*DIRECTIVE 1*
Answer these questions about the forum thread on favorite young Suns players:
(a) Which player does BG7 name as their favorite young Sun?
(b) In the edit to tempe85's post, what nationality and height are given for Earl Boykins?
(c) According to The Future7, against which team, and in which round, did Amare hit a 3-pointer?
*DIRECTIVE 2*
Repeat a passage from the forum thread word for word, starting with "## The Future7" and going on through "(Aug 10, 2004)".

*SELECTED TEXT*
■ ■ ■

# Who's your favorite young Sun?



## whiterhino (Jun 15, 2003)

Who is your favorite young Sun player? 3 years or less in the league, I know Amare is most talented but who is your personal favorite?


----------



## Kekai (Jan 12, 2005)

Good to see someone else making threads. Haha. Smush isn't on the team anymore, but when he was he was my favorite. Other than him I like Amare. Never even seen Shirley play.


----------



## BG7 (Jun 25, 2003)

Kekai23 said:


> Good to see someone else making threads. Haha. Smush isn't on the team anymore, but when he was he was my favorite. Other than him I like Amare. Never even seen Shirley play.


Shirley you will like his style when he gets some playing time. Paul Shirlery is a former Bull. He is tough to watch, he has very little basketball talent at all, he is just tall. Back on the Bulls board Paul Shirley was the butt end of a lot of jokes.


----------



## BG7 (Jun 25, 2003)

Barbosa is my favorite young sun.


----------



## DwyaneWade4MVP (Apr 1, 2004)

Amare Stoudemire!!!


----------



## Kekai (Jan 12, 2005)

BabyBlueSlugga7 said:


> Shirley you will like his style when he gets some playing time. Paul Shirlery is a former Bull. He is tough to watch, he has very little basketball talent at all, he is just tall. Back on the Bulls board Paul Shirley was the butt end of a lot of jokes.


Why the heck would I like a guy that has no basketball talent and is just tall? :laugh: Oh man he was a former bull, I hate him already :wink:


----------



## tempe85 (Jan 7, 2005)

BabyBlueSlugga7 said:


> Shirley you will like his style when he gets some playing time. Paul Shirlery is a former Bull. He is tough to watch, he has very little basketball talent at all, he is just tall. Back on the Bulls board Paul Shirley was the butt end of a lot of jokes.


It's too bad that a lot of GM's think the exact same way when it comes to drafting players. "Oh hey that European is 7-2! He must be good!!!" (there are about 5,000 examples of this.. Big Jake, Tsikividi, Earl Boykins....).


EDIT: I forgot... Earl Boykins is an American and only 5'5''... my mistake. :biggrin:


----------



## white360 (Apr 24, 2004)

Amare just becasue of the dunks in the dunk contest.
(props to Steve)


----------



## The Future7 (Feb 24, 2005)

Amare Stoudemire. Ever since his rookie year when Marbury used to say that he was better than Garnet. I liked him from there. Then he hit that 3 pointer against the Spurs
in the 2003 1st round.


----------



## ChristopherJ (Aug 10, 2004)

Amare, no question.


----------



## Dissonance (Jul 21, 2004)

Out of this list. Amare of course. Rest of our starters except Nashare relatively young. But I don't have like one true favorite player on the team. May have them on slighty different levels though.


----------



## Tersk (Apr 9, 2004)

Joe Johnson?

■ ■ ■

*EXTRACTED INFORMATION*
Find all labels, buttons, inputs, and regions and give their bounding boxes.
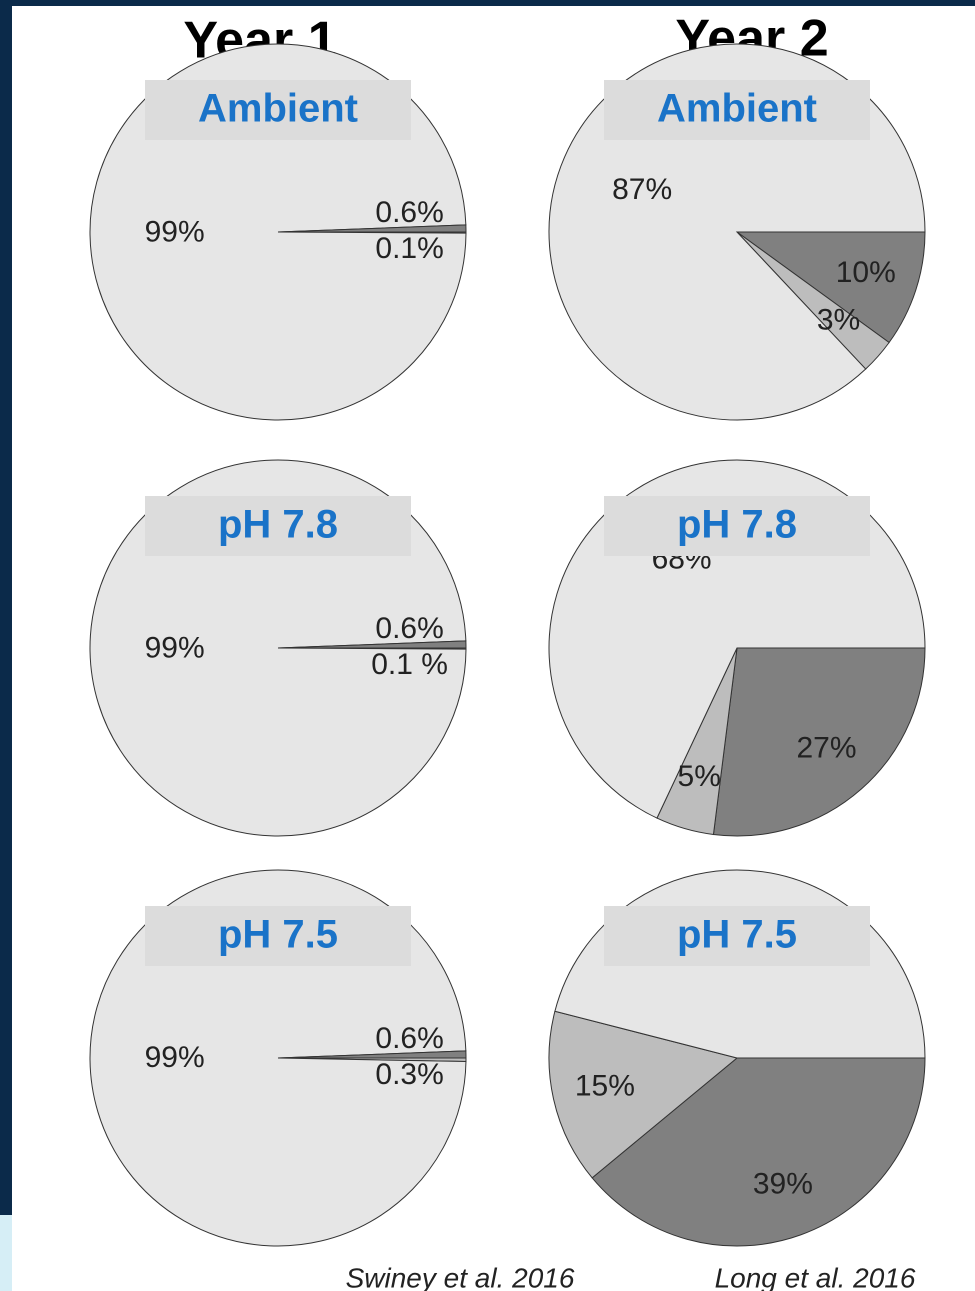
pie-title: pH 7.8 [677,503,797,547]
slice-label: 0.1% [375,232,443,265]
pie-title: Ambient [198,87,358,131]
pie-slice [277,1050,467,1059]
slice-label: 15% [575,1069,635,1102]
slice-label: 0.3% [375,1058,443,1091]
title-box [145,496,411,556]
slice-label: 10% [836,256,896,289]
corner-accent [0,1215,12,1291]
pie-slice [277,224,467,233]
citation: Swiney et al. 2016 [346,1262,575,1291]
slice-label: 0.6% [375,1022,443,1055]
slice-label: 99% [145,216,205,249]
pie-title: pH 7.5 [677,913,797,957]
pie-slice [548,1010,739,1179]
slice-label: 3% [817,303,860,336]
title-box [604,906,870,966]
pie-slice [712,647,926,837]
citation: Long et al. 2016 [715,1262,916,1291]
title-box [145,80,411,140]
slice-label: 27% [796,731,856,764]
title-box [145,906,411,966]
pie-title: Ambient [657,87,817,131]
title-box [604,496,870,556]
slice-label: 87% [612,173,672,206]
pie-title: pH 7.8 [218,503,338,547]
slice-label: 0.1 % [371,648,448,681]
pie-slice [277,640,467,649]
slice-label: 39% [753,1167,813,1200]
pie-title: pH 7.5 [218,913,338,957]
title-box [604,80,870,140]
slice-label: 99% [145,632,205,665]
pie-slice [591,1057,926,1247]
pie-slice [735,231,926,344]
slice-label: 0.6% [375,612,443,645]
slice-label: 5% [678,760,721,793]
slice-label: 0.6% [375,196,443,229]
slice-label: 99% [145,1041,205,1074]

■ ■ ■

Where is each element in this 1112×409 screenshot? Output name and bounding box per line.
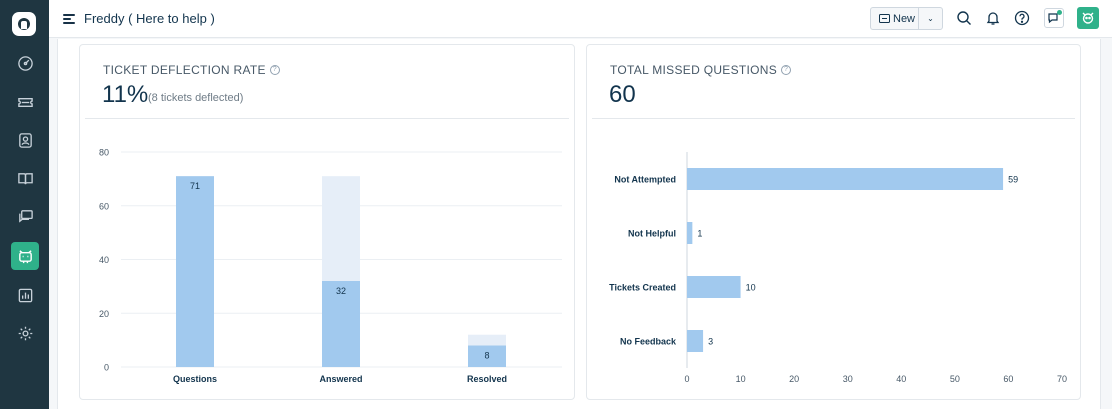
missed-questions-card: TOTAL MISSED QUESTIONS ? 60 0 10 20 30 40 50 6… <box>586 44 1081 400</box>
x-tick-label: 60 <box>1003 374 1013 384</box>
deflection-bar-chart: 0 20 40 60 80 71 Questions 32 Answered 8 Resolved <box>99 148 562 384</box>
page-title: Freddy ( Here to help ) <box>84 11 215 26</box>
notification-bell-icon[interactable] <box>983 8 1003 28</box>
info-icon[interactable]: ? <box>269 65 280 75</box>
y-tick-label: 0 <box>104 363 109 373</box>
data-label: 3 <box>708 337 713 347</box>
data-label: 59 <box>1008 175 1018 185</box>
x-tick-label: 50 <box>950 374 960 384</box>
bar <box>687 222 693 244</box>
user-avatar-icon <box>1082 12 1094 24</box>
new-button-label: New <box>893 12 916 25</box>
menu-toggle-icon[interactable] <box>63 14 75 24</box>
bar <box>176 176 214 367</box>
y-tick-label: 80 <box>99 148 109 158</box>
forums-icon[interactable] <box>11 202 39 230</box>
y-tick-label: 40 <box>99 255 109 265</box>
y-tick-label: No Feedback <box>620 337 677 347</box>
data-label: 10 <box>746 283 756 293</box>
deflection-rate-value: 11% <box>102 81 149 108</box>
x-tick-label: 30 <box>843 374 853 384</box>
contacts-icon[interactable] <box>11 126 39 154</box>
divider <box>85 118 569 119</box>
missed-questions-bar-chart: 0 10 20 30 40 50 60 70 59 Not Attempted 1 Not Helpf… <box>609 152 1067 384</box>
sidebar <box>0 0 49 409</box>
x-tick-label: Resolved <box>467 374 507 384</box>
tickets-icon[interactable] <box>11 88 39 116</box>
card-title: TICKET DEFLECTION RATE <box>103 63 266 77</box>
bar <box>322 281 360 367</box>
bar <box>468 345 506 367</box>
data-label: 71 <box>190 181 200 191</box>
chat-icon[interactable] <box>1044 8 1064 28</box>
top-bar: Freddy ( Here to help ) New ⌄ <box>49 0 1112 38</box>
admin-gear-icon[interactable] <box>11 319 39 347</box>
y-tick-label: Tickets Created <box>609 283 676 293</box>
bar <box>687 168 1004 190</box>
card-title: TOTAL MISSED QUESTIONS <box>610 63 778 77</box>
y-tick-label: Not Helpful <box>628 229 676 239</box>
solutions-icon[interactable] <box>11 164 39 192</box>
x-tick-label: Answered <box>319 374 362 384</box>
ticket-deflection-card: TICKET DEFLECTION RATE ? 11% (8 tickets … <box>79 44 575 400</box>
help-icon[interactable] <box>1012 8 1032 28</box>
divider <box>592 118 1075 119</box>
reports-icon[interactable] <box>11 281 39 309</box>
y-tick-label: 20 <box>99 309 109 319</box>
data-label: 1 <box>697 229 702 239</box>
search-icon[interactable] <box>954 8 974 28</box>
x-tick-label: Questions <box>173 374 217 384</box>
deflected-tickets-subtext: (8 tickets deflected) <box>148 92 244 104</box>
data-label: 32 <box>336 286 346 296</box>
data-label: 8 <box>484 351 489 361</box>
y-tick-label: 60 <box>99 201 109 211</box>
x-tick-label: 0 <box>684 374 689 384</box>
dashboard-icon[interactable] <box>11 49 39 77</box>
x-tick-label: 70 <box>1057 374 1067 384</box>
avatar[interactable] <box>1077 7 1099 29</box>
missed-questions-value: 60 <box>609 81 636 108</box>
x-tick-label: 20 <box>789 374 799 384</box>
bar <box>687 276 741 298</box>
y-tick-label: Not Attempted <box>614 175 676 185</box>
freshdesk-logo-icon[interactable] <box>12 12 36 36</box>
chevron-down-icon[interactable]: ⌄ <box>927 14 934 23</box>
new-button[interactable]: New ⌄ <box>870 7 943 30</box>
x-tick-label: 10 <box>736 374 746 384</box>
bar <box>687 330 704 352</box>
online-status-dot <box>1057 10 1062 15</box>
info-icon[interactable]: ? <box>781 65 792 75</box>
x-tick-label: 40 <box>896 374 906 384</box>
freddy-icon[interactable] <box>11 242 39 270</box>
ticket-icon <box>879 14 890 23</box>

■ ■ ■

*ANSWER 1*
(a) Barbosa.
(b) American, 5'5''.
(c) The Spurs, in the 2003 1st round.

*ANSWER 2*
## The Future7 (Feb 24, 2005)

Amare Stoudemire. Ever since his rookie year when Marbury used to say that he was better than Garnet. I liked him from there. Then he hit that 3 pointer against the Spurs
in the 2003 1st round.


----------



## ChristopherJ (Aug 10, 2004)